── Record list

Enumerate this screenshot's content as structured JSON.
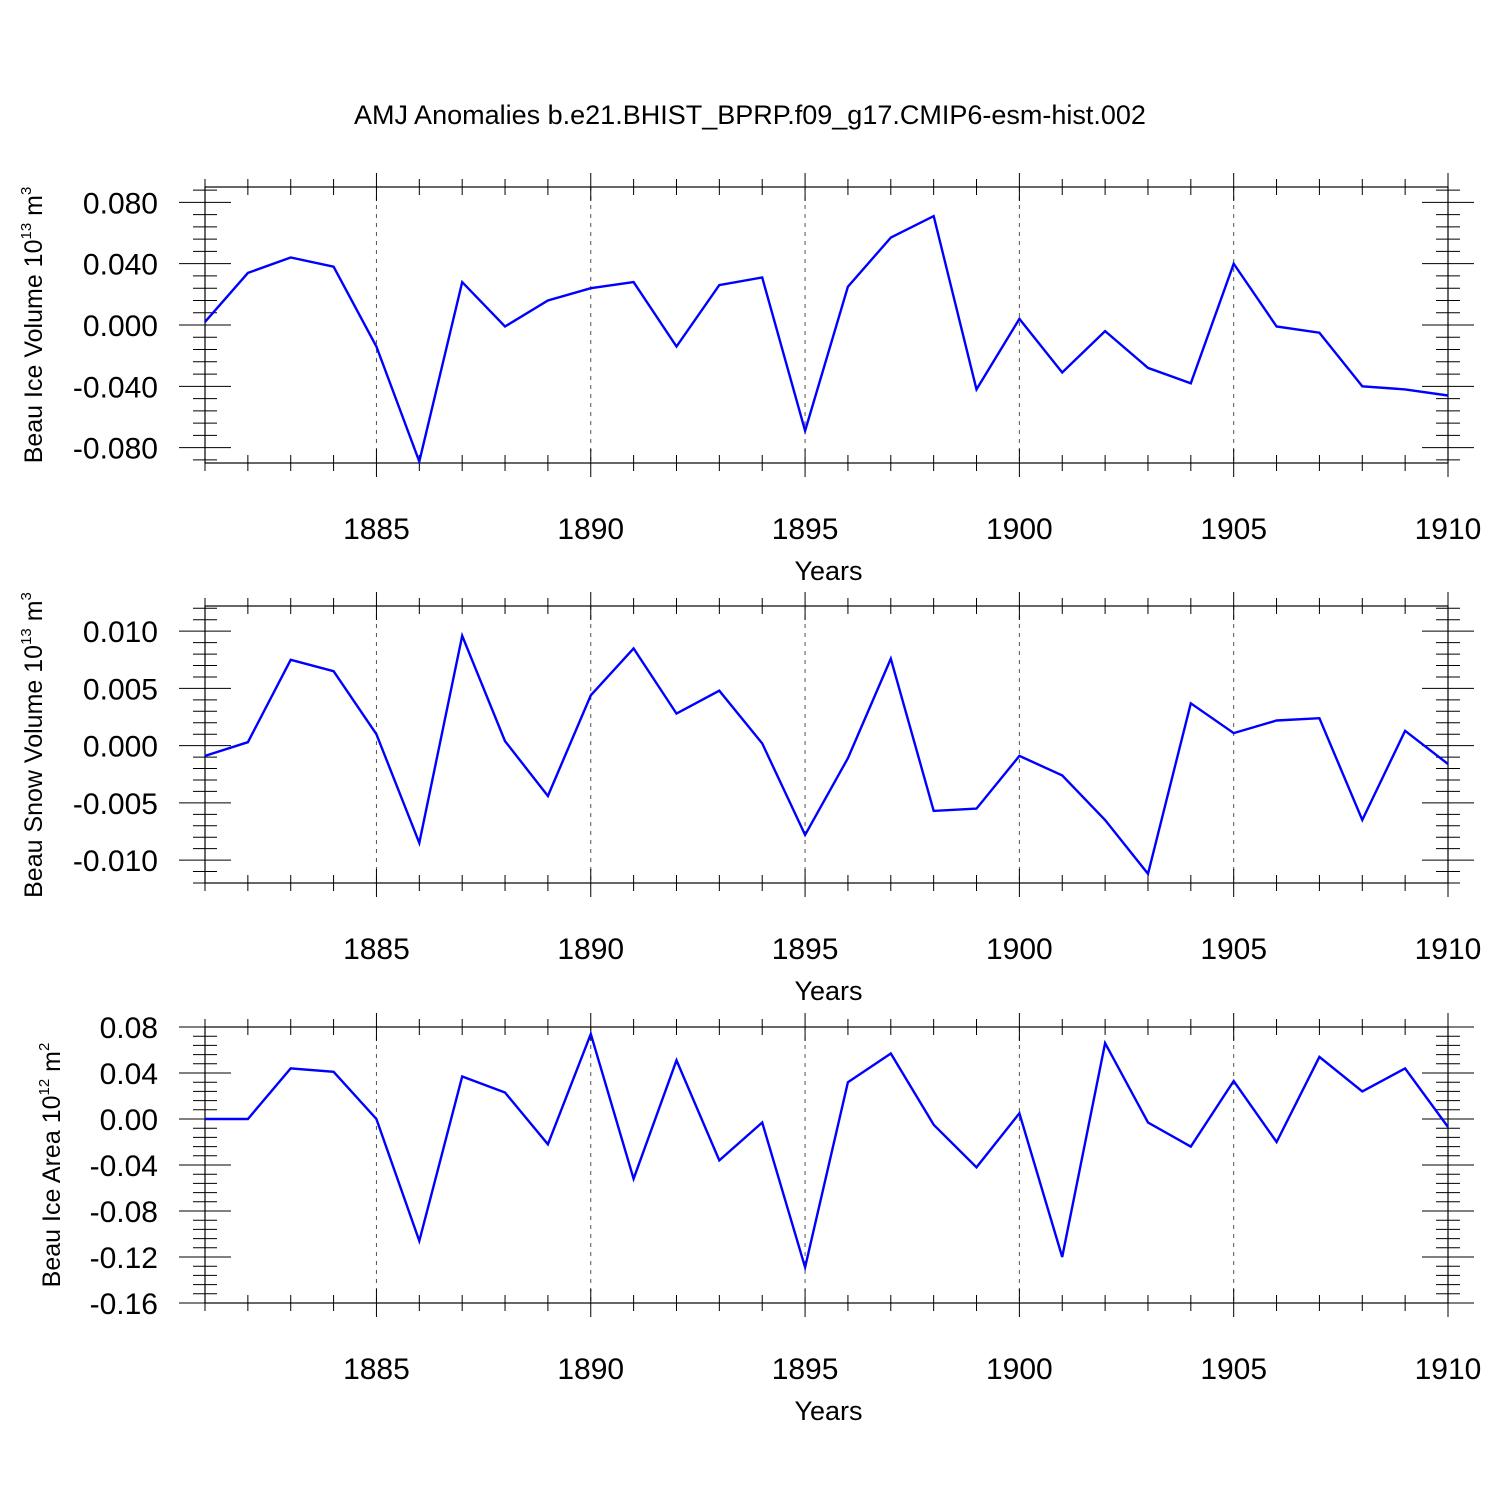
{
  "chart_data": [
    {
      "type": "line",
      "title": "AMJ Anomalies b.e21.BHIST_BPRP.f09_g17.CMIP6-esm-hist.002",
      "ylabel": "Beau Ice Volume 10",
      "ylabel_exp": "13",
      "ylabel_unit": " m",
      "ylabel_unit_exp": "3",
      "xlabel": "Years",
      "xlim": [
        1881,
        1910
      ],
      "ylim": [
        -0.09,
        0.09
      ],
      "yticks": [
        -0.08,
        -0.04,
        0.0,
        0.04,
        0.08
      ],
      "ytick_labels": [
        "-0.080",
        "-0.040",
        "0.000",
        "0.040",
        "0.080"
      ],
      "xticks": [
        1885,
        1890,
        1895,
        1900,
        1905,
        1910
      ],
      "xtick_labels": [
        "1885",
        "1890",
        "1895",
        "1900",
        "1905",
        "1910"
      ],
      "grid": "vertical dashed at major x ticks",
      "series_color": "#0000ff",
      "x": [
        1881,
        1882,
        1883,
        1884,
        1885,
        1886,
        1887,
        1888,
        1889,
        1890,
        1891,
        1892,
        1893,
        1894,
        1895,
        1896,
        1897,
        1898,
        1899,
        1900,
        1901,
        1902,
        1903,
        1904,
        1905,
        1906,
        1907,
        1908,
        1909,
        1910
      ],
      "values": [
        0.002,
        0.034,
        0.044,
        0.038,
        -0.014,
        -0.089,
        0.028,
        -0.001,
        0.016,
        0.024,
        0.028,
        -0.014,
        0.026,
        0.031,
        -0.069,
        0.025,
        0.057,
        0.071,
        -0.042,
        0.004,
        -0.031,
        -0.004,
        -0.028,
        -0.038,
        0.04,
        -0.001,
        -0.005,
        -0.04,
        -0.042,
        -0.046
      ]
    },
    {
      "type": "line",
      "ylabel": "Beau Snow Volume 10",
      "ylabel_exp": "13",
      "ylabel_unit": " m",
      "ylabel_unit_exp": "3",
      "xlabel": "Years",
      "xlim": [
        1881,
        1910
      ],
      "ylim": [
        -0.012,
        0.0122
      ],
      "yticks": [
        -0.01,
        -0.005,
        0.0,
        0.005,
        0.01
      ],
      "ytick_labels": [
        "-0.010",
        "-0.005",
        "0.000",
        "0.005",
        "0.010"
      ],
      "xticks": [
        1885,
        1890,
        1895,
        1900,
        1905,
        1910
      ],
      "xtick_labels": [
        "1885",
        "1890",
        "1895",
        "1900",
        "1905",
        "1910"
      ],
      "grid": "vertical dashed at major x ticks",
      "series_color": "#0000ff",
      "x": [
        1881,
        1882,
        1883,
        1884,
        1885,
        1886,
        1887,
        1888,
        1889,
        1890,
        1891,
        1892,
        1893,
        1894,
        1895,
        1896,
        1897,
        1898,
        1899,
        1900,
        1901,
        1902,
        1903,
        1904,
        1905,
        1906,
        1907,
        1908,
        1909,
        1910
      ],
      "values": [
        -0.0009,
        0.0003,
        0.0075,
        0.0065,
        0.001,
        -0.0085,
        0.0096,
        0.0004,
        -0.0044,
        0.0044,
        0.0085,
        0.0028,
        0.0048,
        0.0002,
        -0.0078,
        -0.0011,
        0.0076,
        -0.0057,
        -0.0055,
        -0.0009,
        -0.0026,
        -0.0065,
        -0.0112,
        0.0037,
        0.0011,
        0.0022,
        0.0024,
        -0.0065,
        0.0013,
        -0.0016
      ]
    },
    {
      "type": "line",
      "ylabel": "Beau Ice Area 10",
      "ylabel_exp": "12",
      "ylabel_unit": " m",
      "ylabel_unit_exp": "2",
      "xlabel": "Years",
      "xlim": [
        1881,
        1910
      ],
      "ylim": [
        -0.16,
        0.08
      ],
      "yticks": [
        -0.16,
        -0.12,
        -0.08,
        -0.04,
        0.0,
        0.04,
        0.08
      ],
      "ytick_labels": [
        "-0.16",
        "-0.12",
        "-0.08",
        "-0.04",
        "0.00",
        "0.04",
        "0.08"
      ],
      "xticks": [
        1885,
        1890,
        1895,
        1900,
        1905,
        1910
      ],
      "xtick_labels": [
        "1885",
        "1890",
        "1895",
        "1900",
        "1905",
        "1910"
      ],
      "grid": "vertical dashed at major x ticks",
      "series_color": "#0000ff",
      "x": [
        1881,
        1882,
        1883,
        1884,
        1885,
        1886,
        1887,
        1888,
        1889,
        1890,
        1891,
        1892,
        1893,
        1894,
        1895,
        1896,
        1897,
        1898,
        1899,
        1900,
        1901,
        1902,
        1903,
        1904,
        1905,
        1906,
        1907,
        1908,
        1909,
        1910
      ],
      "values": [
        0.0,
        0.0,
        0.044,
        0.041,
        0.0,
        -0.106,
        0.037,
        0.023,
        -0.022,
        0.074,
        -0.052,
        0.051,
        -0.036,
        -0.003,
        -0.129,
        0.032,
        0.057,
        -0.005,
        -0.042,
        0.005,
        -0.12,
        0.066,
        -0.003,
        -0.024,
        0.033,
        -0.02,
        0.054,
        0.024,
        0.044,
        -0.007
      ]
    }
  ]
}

────

Goal >>
Copy out the lines that hold "Volume".

Output below >>
      "ylabel": "Beau Ice Volume 10",
      "ylabel": "Beau Snow Volume 10",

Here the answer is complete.